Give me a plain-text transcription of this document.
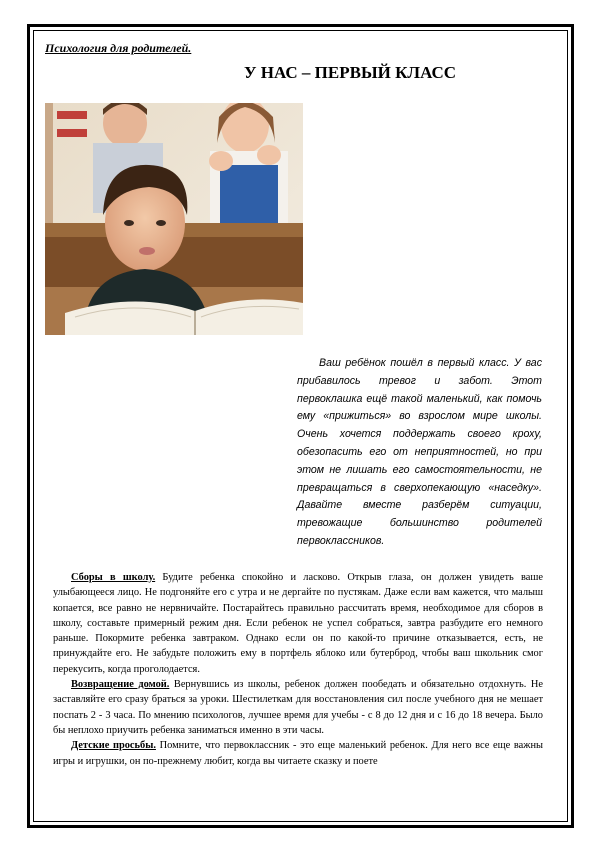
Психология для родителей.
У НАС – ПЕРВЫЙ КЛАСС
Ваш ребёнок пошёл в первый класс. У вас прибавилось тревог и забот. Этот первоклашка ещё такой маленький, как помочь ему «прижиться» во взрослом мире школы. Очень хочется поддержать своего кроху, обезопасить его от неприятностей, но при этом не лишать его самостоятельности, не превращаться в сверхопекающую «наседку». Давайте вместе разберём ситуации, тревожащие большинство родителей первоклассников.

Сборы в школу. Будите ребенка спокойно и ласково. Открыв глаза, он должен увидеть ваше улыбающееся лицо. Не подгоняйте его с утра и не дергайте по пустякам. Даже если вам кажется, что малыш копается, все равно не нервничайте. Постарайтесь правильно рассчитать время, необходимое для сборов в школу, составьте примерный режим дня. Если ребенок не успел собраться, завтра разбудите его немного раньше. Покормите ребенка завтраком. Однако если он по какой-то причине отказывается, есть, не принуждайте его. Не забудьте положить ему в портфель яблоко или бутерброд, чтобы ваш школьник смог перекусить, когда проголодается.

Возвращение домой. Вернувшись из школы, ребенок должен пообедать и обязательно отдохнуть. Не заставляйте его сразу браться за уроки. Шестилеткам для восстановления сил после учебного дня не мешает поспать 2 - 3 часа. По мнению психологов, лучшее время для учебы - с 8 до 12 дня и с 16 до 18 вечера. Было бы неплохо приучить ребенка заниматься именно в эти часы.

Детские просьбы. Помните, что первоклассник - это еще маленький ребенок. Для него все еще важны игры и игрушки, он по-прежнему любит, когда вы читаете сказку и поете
····················
**WRITTEN PROBLEM**: Extract the full listing above verbatim; pictures are to be left out of the copy.

**SOLUTION TO THIS PROBLEM**:
Give me a plain-text transcription of this document.
Психология для родителей.
У НАС – ПЕРВЫЙ КЛАСС
Ваш ребёнок пошёл в первый класс. У вас прибавилось тревог и забот. Этот первоклашка ещё такой маленький, как помочь ему «прижиться» во взрослом мире школы. Очень хочется поддержать своего кроху, обезопасить его от неприятностей, но при этом не лишать его самостоятельности, не превращаться в сверхопекающую «наседку». Давайте вместе разберём ситуации, тревожащие большинство родителей первоклассников.

Сборы в школу. Будите ребенка спокойно и ласково. Открыв глаза, он должен увидеть ваше улыбающееся лицо. Не подгоняйте его с утра и не дергайте по пустякам. Даже если вам кажется, что малыш копается, все равно не нервничайте. Постарайтесь правильно рассчитать время, необходимое для сборов в школу, составьте примерный режим дня. Если ребенок не успел собраться, завтра разбудите его немного раньше. Покормите ребенка завтраком. Однако если он по какой-то причине отказывается, есть, не принуждайте его. Не забудьте положить ему в портфель яблоко или бутерброд, чтобы ваш школьник смог перекусить, когда проголодается.

Возвращение домой. Вернувшись из школы, ребенок должен пообедать и обязательно отдохнуть. Не заставляйте его сразу браться за уроки. Шестилеткам для восстановления сил после учебного дня не мешает поспать 2 - 3 часа. По мнению психологов, лучшее время для учебы - с 8 до 12 дня и с 16 до 18 вечера. Было бы неплохо приучить ребенка заниматься именно в эти часы.

Детские просьбы. Помните, что первоклассник - это еще маленький ребенок. Для него все еще важны игры и игрушки, он по-прежнему любит, когда вы читаете сказку и поете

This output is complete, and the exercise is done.